In the mopping up operations of the Battle of Hue on 25 February a two Battalion Ranger task force recaptured the Gia Hoi sector () between the east wall of the Huế Citadel and the Perfume River.

From 8 April to 31 May 1968 the 5th Ranger Group participated in Operation Toan Thang I to continue pressure on PAVN/VC forces in III Corps after the successful Operation Quyet Thang. The operation involved nearly every combat unit in III Corps. The operation was a success with allied forces claiming 7645 VC/PAVN killed, however the operation did not prevent the PAVN/VC from launching their May Offensive attacks against Saigon.

On 6 May 1968 during the May Offensive the 30th and 33rd Ranger Battalions joined with US Cavalry forces to attack a hamlet west of Phú Thọ Racetrack in Saigon meeting heavy resistance they withdrew and called in air and artillery strikes, on entering the hamlet the next morning they counted over 200 VC dead. On 7 May the 35th Ranger Battalion, who had established a cordon with the National Police north of Cholon, were ordered to attack VC positions to the north. They were met by heavy fire including B-40 rockets described by their US adviser as "coming in like hail". The Rangers withdrew to allow airstrikes against the VC and assaulted again but were again stopped by heavy fire. On 8 May the 38th Ranger Battalion relieved the 35th Rangers and attempted to restart the advance but made little progress until aided by US Cavalry forces. The assault slowly continued on 9 May finding 45 VC dead. On 10 May the 33rd Rangers swept the area around Phú Thọ Racetrack finding 9 VC dead and various weapons and supplies. On 11 May the 38th Rangers continued advancing to the north supported by airstrikes. The VC began to disengage across Saigon and the attack was largely over. The 3/4 Cavalry withdrew from the area and its area of operations was taken over by the Rangers.

[What this exercise asks]
1. In the passage on the Ranger operations, reproduce the part that opens with the words containing "In the mopping" and closes with "attacks against Saigon.".
2. Render this sentence from the passage on the Ranger operations into Spanish: "The VC began to disengage across Saigon and the attack was largely over."

[Entries provided]
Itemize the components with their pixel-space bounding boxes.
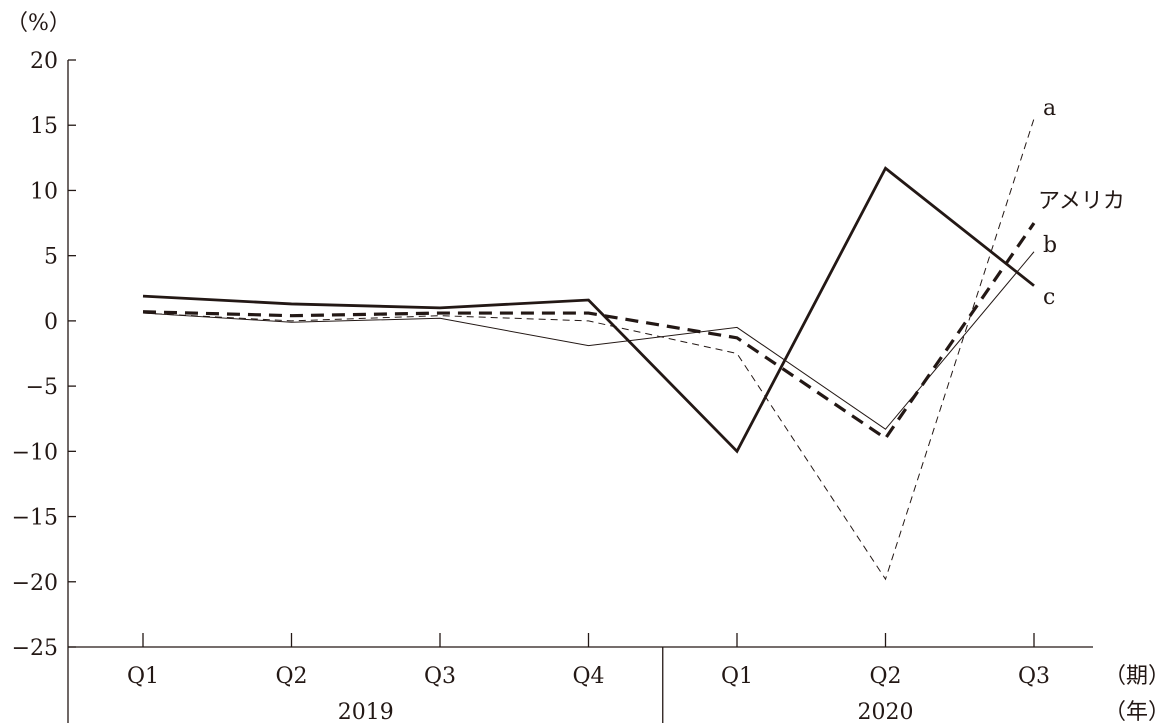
series-label: c [1043,285,1055,310]
x-tick-label: Q4 [572,664,604,689]
year-label: 2019 [338,700,394,723]
series-label: アメリカ [1038,189,1125,214]
series-line-a [142,118,1035,581]
y-tick-label: 10 [30,179,58,204]
x-tick-label: Q2 [869,664,901,689]
x-tick-label: Q1 [127,664,159,689]
x-tick-label: Q3 [1018,664,1050,689]
year-label: 2020 [858,700,914,723]
x-tick-label: Q1 [721,664,753,689]
series-line-america [142,222,1036,441]
y-tick-label: 5 [44,245,58,270]
y-tick-label: 0 [44,310,58,335]
series-label: a [1043,96,1056,121]
y-tick-label: −15 [12,506,58,531]
series-label: b [1043,233,1057,258]
y-tick-label: −20 [12,571,58,596]
x-axis-year-unit-label: （年） [1104,700,1162,723]
y-axis-unit-label: （%） [6,11,71,36]
x-axis-period-unit-label: （期） [1104,664,1162,689]
x-tick-label: Q3 [424,664,456,689]
y-tick-label: −25 [12,636,58,661]
series-line-c [142,166,1035,454]
y-tick-label: −10 [12,440,58,465]
y-tick-label: 15 [30,114,58,139]
x-tick-label: Q2 [275,664,307,689]
y-tick-label: 20 [30,49,58,74]
series-line-b [142,251,1035,430]
y-tick-label: −5 [26,375,58,400]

[Responses per task]
1.
In the mopping up operations of the Battle of Hue on 25 February a two Battalion Ranger task force recaptured the Gia Hoi sector () between the east wall of the Huế Citadel and the Perfume River.

From 8 April to 31 May 1968 the 5th Ranger Group participated in Operation Toan Thang I to continue pressure on PAVN/VC forces in III Corps after the successful Operation Quyet Thang. The operation involved nearly every combat unit in III Corps. The operation was a success with allied forces claiming 7645 VC/PAVN killed, however the operation did not prevent the PAVN/VC from launching their May Offensive attacks against Saigon.

2. El VC comenzó a retirarse del combate en todo Saigón y el ataque había terminado en gran medida.